— Extract to read —

┌────────

Exposure to community violence during middle adolescence was associated with greater involvement in serious violent behavior during late adolescence. This was true when including both direct victimization and indirect violence exposure (witnessing or hearing about community violence) in the violence exposure composite and when incidents of direct victimization were excluded from the composite. These findings are consistent with other studies of youth showing that both indirect exposure to violence and direct victimization are associated with increases in aggressive and violent behavior (Farrell & Bruce, 1997
; also see Margolin & Gordis, 2000
, for a review).
A growing body of research has examined factors that serve to protect youth from the most serious consequences of exposure to violence (for reviews, see Gorman-Smith & Tolan, 2003
; Ozer, Richards, & Kliewer, 2004
), yet surprisingly little research has examined how individual differences in coping responses to violence may moderate the impact of violence exposure on later behavior. The primary purpose of the present study was to determine whether adolescents’ coping strategies moderated the impact of community violence exposure on violent behavior, such that adaptive coping would help to protect youth from one of the most serious consequences associated with exposure to violence. Consistent with our hypothesis, greater community violence exposure during middle adolescence was associated with greater violent behavior during late adolescence only among those youth who coped poorly with community violence during middle adolescence. These analyses adjusted for levels of violent behavior during middle adolescence. Community violence exposure was not
associated with violent behavior over time among those youth who coped well.

└────────

— Set exercise 1 —
Answer these questions from the passage on community violence exposure:
(a) Which two kinds of violence exposure did the composite include?
(b) What was the primary purpose of the study?
(c) Among which youth was community violence exposure not associated with violent behavior over time?
The records have no connection to the passage above.

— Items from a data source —
┌────────

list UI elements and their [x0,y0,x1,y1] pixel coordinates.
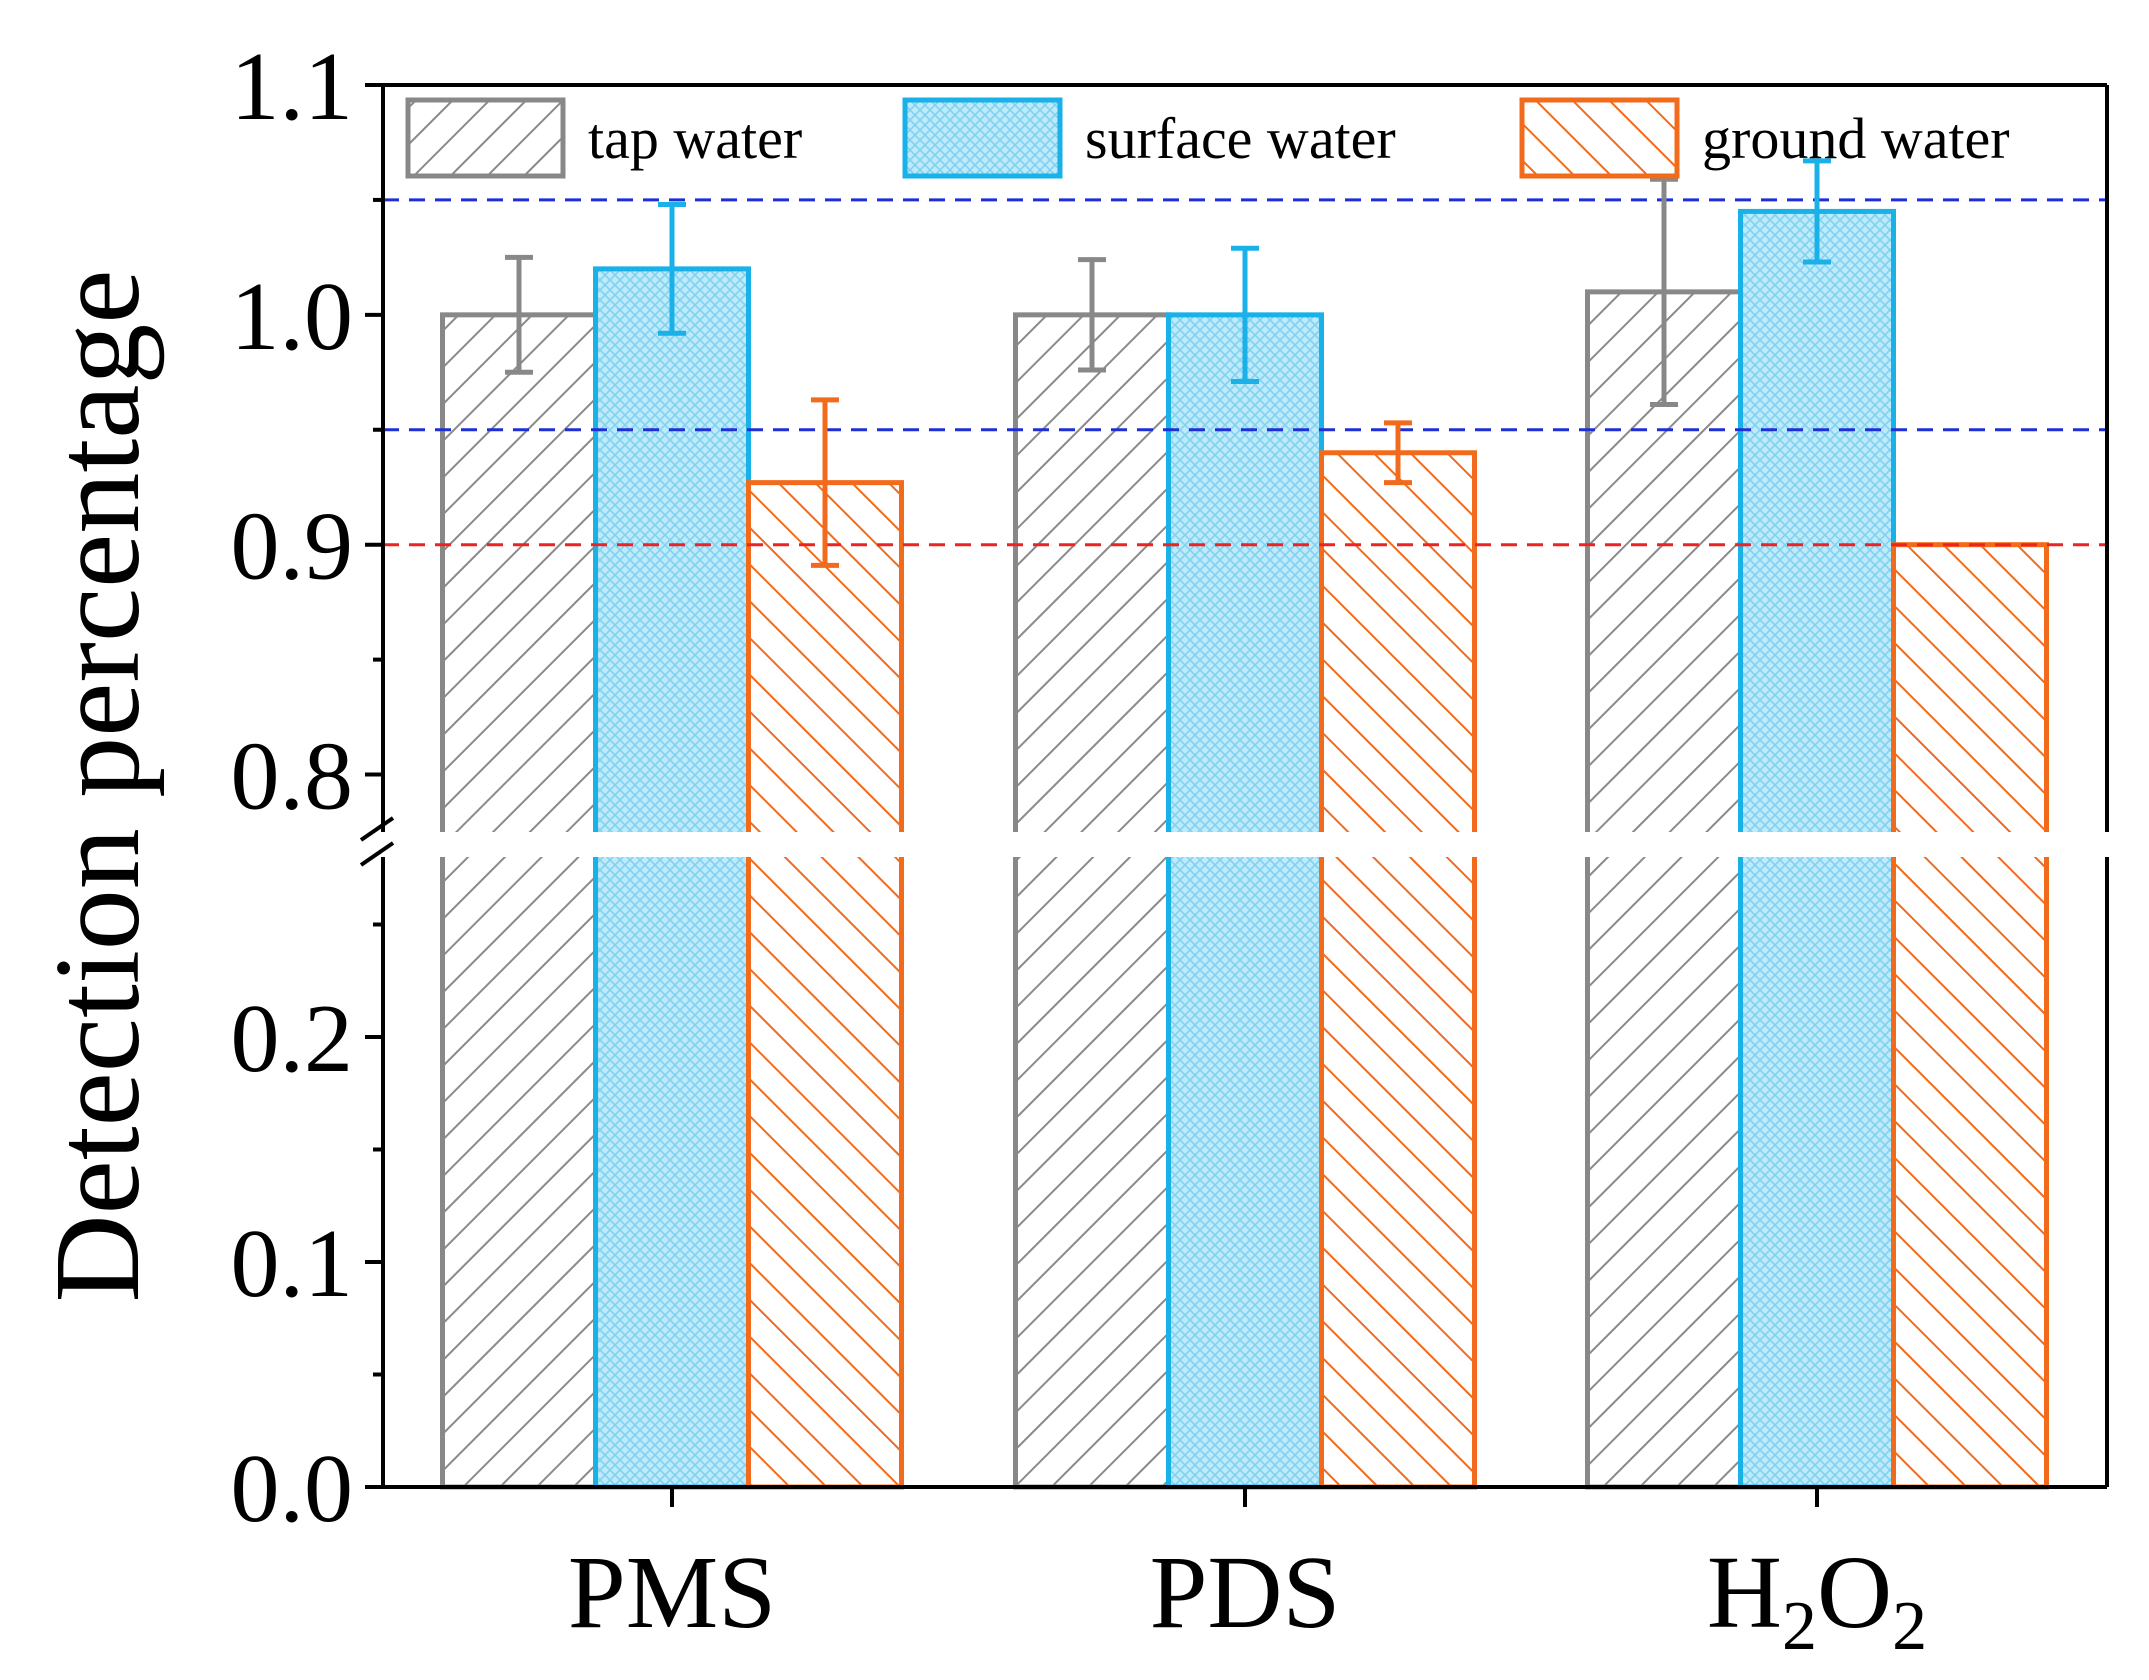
error-bar-surface-water-pms [658,202,686,336]
bar-tap-water-pms [440,312,598,1490]
x-category-label: PDS [1150,1535,1341,1650]
bar-ground-water-pds [1319,450,1477,1490]
error-bar-surface-water-pds [1231,245,1259,385]
bar-tap-water-pds [1013,312,1171,1490]
legend: tap water surface water ground water [405,97,2010,179]
axis-break-band [381,832,2109,857]
axis-break-mark-bottom [359,841,395,867]
y-tick-label: 1.1 [231,33,354,141]
label-text: PMS [568,1535,776,1650]
bar-ground-water-h2o2 [1891,542,2049,1490]
axis-break-mark-top [359,816,395,842]
legend-swatch [902,97,1063,179]
error-bar-ground-water-pms [811,397,839,568]
legend-swatch [1519,97,1680,179]
legend-label: ground water [1702,106,2010,171]
label-text: O [1817,1535,1892,1650]
bar-surface-water-pds [1166,312,1324,1490]
y-axis-label: Detection percentage [30,269,165,1302]
error-bar-ground-water-pds [1384,420,1412,486]
error-bar-tap-water-pds [1078,257,1106,373]
y-tick-label: 0.8 [231,723,354,831]
bar-tap-water-h2o2 [1585,289,1743,1490]
subscript: 2 [1782,1588,1817,1665]
legend-label: surface water [1085,106,1396,171]
y-tick-label: 0.1 [231,1210,354,1318]
bars-layer [381,208,2109,1490]
y-tick-label: 0.2 [231,985,354,1093]
bar-surface-water-pms [593,266,751,1490]
error-bars [505,158,1831,568]
y-tick-label: 0.9 [231,493,354,601]
error-bar-tap-water-pms [505,254,533,375]
error-bar-surface-water-h2o2 [1803,158,1831,265]
legend-swatch [405,97,566,179]
legend-item-ground-water: ground water [1519,97,2010,179]
bar-ground-water-pms [746,480,904,1490]
error-bar-tap-water-h2o2 [1650,176,1678,407]
label-text: H [1707,1535,1782,1650]
x-category-label: PMS [568,1535,776,1650]
legend-item-tap-water: tap water [405,97,802,179]
reference-lines [383,198,2107,547]
y-tick-label: 0.0 [231,1435,354,1543]
label-text: PDS [1150,1535,1341,1650]
subscript: 2 [1892,1588,1927,1665]
legend-item-surface-water: surface water [902,97,1396,179]
x-category-label: H2O2 [1707,1535,1927,1665]
legend-label: tap water [588,106,802,171]
y-tick-label: 1.0 [231,263,354,371]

└────────

— Set exercise 2 —
Output the records from the line with "error-bar-surface-water-pms [658,202,686,336]" through the last line of the records, including both of those lines.

— Task output 1 —
(a) Direct victimization and indirect violence exposure (witnessing or hearing about community violence).
(b) To determine whether adolescents’ coping strategies moderated the impact of community violence exposure on violent behavior.
(c) Among those youth who coped well.

— Task output 2 —
error-bar-surface-water-pms [658,202,686,336]
bar-tap-water-pms [440,312,598,1490]
x-category-label: PDS [1150,1535,1341,1650]
bar-ground-water-pds [1319,450,1477,1490]
error-bar-surface-water-pds [1231,245,1259,385]
bar-tap-water-pds [1013,312,1171,1490]
legend: tap water surface water ground water [405,97,2010,179]
axis-break-band [381,832,2109,857]
axis-break-mark-bottom [359,841,395,867]
y-tick-label: 1.1 [231,33,354,141]
label-text: PMS [568,1535,776,1650]
bar-ground-water-h2o2 [1891,542,2049,1490]
axis-break-mark-top [359,816,395,842]
legend-swatch [902,97,1063,179]
error-bar-ground-water-pms [811,397,839,568]
legend-swatch [1519,97,1680,179]
legend-label: ground water [1702,106,2010,171]
label-text: O [1817,1535,1892,1650]
bar-surface-water-pds [1166,312,1324,1490]
y-axis-label: Detection percentage [30,269,165,1302]
error-bar-ground-water-pds [1384,420,1412,486]
error-bar-tap-water-pds [1078,257,1106,373]
y-tick-label: 0.8 [231,723,354,831]
bar-tap-water-h2o2 [1585,289,1743,1490]
subscript: 2 [1782,1588,1817,1665]
legend-label: surface water [1085,106,1396,171]
y-tick-label: 0.1 [231,1210,354,1318]
bars-layer [381,208,2109,1490]
y-tick-label: 0.2 [231,985,354,1093]
bar-surface-water-pms [593,266,751,1490]
error-bars [505,158,1831,568]
y-tick-label: 0.9 [231,493,354,601]
error-bar-tap-water-pms [505,254,533,375]
error-bar-surface-water-h2o2 [1803,158,1831,265]
legend-swatch [405,97,566,179]
legend-item-ground-water: ground water [1519,97,2010,179]
bar-ground-water-pms [746,480,904,1490]
error-bar-tap-water-h2o2 [1650,176,1678,407]
label-text: H [1707,1535,1782,1650]
x-category-label: PMS [568,1535,776,1650]
legend-item-tap-water: tap water [405,97,802,179]
reference-lines [383,198,2107,547]
y-tick-label: 0.0 [231,1435,354,1543]
label-text: PDS [1150,1535,1341,1650]
subscript: 2 [1892,1588,1927,1665]
legend-item-surface-water: surface water [902,97,1396,179]
x-category-label: H2O2 [1707,1535,1927,1665]
legend-label: tap water [588,106,802,171]
y-tick-label: 1.0 [231,263,354,371]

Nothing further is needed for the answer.